+++ Given information

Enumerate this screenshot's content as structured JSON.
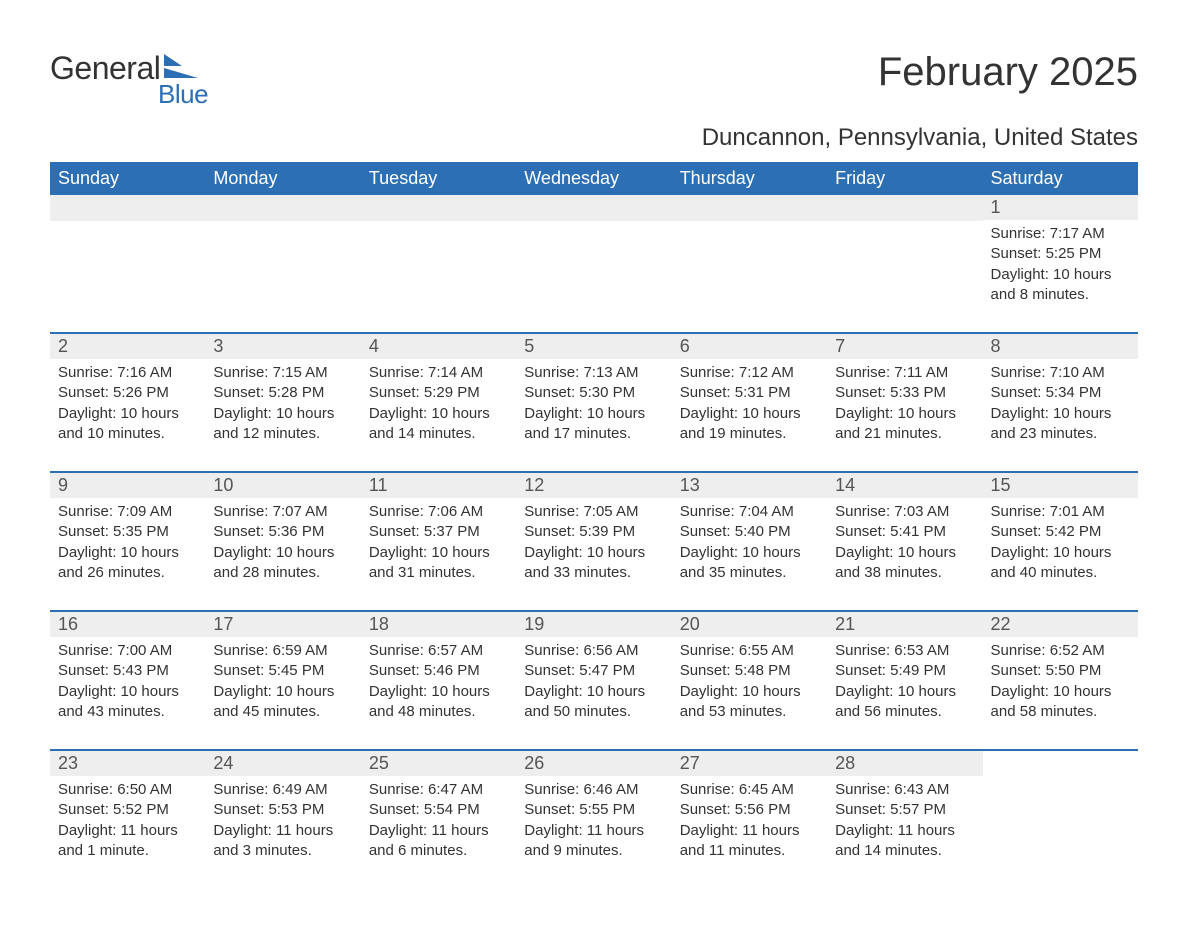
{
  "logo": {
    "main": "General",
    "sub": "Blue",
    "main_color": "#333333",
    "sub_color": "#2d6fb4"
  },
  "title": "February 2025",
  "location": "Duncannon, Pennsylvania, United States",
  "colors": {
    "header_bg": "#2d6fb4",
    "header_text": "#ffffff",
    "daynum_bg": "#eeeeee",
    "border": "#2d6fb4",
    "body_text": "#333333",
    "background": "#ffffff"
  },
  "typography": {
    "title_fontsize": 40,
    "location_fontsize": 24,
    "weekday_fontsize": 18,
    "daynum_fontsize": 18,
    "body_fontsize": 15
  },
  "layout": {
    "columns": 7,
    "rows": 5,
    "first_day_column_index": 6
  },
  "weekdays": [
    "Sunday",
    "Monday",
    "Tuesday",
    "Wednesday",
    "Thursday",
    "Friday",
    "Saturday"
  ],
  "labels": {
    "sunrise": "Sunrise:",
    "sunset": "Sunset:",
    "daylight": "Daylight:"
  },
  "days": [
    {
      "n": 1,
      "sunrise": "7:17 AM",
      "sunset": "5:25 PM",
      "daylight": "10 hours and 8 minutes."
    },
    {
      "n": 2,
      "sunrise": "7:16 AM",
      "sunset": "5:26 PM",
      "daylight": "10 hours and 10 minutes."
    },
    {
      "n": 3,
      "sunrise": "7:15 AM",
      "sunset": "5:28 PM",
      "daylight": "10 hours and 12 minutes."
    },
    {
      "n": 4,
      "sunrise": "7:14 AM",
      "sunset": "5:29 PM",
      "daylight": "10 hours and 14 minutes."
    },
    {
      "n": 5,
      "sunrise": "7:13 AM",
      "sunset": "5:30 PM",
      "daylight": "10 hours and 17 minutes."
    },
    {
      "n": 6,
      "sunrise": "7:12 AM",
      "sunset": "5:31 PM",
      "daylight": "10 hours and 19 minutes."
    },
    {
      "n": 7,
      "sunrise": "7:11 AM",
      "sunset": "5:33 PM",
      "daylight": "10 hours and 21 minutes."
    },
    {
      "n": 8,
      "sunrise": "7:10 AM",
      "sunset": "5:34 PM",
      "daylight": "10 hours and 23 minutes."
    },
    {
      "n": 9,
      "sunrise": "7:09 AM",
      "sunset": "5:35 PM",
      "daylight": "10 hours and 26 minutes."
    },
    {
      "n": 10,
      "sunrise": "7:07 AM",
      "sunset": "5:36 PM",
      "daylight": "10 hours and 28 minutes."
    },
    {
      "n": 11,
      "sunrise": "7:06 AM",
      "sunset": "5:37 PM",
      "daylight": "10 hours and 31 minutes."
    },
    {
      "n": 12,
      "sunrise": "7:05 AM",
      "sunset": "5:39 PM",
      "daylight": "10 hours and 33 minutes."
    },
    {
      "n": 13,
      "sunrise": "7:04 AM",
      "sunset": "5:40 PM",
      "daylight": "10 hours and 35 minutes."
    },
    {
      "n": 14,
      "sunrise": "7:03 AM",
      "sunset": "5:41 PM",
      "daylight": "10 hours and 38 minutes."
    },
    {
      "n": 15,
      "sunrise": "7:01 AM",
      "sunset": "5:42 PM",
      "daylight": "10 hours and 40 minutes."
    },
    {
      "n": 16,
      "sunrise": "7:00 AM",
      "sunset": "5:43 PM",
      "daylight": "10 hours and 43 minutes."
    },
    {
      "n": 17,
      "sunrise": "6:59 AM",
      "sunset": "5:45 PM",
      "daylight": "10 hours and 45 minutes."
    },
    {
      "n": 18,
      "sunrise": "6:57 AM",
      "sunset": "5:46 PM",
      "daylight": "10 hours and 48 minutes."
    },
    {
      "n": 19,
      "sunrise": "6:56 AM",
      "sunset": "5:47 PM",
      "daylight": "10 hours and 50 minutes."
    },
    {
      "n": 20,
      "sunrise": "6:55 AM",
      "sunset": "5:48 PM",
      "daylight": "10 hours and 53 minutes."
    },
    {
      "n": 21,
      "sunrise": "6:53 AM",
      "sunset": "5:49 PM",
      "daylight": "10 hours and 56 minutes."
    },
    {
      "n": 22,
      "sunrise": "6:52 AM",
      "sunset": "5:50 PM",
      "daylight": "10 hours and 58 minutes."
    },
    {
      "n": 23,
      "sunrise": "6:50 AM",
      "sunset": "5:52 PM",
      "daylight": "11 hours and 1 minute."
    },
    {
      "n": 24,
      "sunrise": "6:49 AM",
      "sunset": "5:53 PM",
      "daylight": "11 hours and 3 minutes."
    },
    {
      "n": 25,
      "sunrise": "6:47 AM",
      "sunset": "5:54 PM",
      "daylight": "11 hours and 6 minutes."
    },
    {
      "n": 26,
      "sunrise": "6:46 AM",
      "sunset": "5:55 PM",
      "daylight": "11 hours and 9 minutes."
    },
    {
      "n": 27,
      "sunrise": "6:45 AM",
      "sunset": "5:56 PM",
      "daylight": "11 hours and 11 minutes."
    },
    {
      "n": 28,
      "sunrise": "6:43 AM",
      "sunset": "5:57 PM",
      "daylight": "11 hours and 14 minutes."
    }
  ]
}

++++++

## Exercise aim
Without the pictures, repeat all the records word for word.

## Full solution
Enumerate this screenshot's content as structured JSON.
{
  "logo": {
    "main": "General",
    "sub": "Blue",
    "main_color": "#333333",
    "sub_color": "#2d6fb4"
  },
  "title": "February 2025",
  "location": "Duncannon, Pennsylvania, United States",
  "colors": {
    "header_bg": "#2d6fb4",
    "header_text": "#ffffff",
    "daynum_bg": "#eeeeee",
    "border": "#2d6fb4",
    "body_text": "#333333",
    "background": "#ffffff"
  },
  "typography": {
    "title_fontsize": 40,
    "location_fontsize": 24,
    "weekday_fontsize": 18,
    "daynum_fontsize": 18,
    "body_fontsize": 15
  },
  "layout": {
    "columns": 7,
    "rows": 5,
    "first_day_column_index": 6
  },
  "weekdays": [
    "Sunday",
    "Monday",
    "Tuesday",
    "Wednesday",
    "Thursday",
    "Friday",
    "Saturday"
  ],
  "labels": {
    "sunrise": "Sunrise:",
    "sunset": "Sunset:",
    "daylight": "Daylight:"
  },
  "days": [
    {
      "n": 1,
      "sunrise": "7:17 AM",
      "sunset": "5:25 PM",
      "daylight": "10 hours and 8 minutes."
    },
    {
      "n": 2,
      "sunrise": "7:16 AM",
      "sunset": "5:26 PM",
      "daylight": "10 hours and 10 minutes."
    },
    {
      "n": 3,
      "sunrise": "7:15 AM",
      "sunset": "5:28 PM",
      "daylight": "10 hours and 12 minutes."
    },
    {
      "n": 4,
      "sunrise": "7:14 AM",
      "sunset": "5:29 PM",
      "daylight": "10 hours and 14 minutes."
    },
    {
      "n": 5,
      "sunrise": "7:13 AM",
      "sunset": "5:30 PM",
      "daylight": "10 hours and 17 minutes."
    },
    {
      "n": 6,
      "sunrise": "7:12 AM",
      "sunset": "5:31 PM",
      "daylight": "10 hours and 19 minutes."
    },
    {
      "n": 7,
      "sunrise": "7:11 AM",
      "sunset": "5:33 PM",
      "daylight": "10 hours and 21 minutes."
    },
    {
      "n": 8,
      "sunrise": "7:10 AM",
      "sunset": "5:34 PM",
      "daylight": "10 hours and 23 minutes."
    },
    {
      "n": 9,
      "sunrise": "7:09 AM",
      "sunset": "5:35 PM",
      "daylight": "10 hours and 26 minutes."
    },
    {
      "n": 10,
      "sunrise": "7:07 AM",
      "sunset": "5:36 PM",
      "daylight": "10 hours and 28 minutes."
    },
    {
      "n": 11,
      "sunrise": "7:06 AM",
      "sunset": "5:37 PM",
      "daylight": "10 hours and 31 minutes."
    },
    {
      "n": 12,
      "sunrise": "7:05 AM",
      "sunset": "5:39 PM",
      "daylight": "10 hours and 33 minutes."
    },
    {
      "n": 13,
      "sunrise": "7:04 AM",
      "sunset": "5:40 PM",
      "daylight": "10 hours and 35 minutes."
    },
    {
      "n": 14,
      "sunrise": "7:03 AM",
      "sunset": "5:41 PM",
      "daylight": "10 hours and 38 minutes."
    },
    {
      "n": 15,
      "sunrise": "7:01 AM",
      "sunset": "5:42 PM",
      "daylight": "10 hours and 40 minutes."
    },
    {
      "n": 16,
      "sunrise": "7:00 AM",
      "sunset": "5:43 PM",
      "daylight": "10 hours and 43 minutes."
    },
    {
      "n": 17,
      "sunrise": "6:59 AM",
      "sunset": "5:45 PM",
      "daylight": "10 hours and 45 minutes."
    },
    {
      "n": 18,
      "sunrise": "6:57 AM",
      "sunset": "5:46 PM",
      "daylight": "10 hours and 48 minutes."
    },
    {
      "n": 19,
      "sunrise": "6:56 AM",
      "sunset": "5:47 PM",
      "daylight": "10 hours and 50 minutes."
    },
    {
      "n": 20,
      "sunrise": "6:55 AM",
      "sunset": "5:48 PM",
      "daylight": "10 hours and 53 minutes."
    },
    {
      "n": 21,
      "sunrise": "6:53 AM",
      "sunset": "5:49 PM",
      "daylight": "10 hours and 56 minutes."
    },
    {
      "n": 22,
      "sunrise": "6:52 AM",
      "sunset": "5:50 PM",
      "daylight": "10 hours and 58 minutes."
    },
    {
      "n": 23,
      "sunrise": "6:50 AM",
      "sunset": "5:52 PM",
      "daylight": "11 hours and 1 minute."
    },
    {
      "n": 24,
      "sunrise": "6:49 AM",
      "sunset": "5:53 PM",
      "daylight": "11 hours and 3 minutes."
    },
    {
      "n": 25,
      "sunrise": "6:47 AM",
      "sunset": "5:54 PM",
      "daylight": "11 hours and 6 minutes."
    },
    {
      "n": 26,
      "sunrise": "6:46 AM",
      "sunset": "5:55 PM",
      "daylight": "11 hours and 9 minutes."
    },
    {
      "n": 27,
      "sunrise": "6:45 AM",
      "sunset": "5:56 PM",
      "daylight": "11 hours and 11 minutes."
    },
    {
      "n": 28,
      "sunrise": "6:43 AM",
      "sunset": "5:57 PM",
      "daylight": "11 hours and 14 minutes."
    }
  ]
}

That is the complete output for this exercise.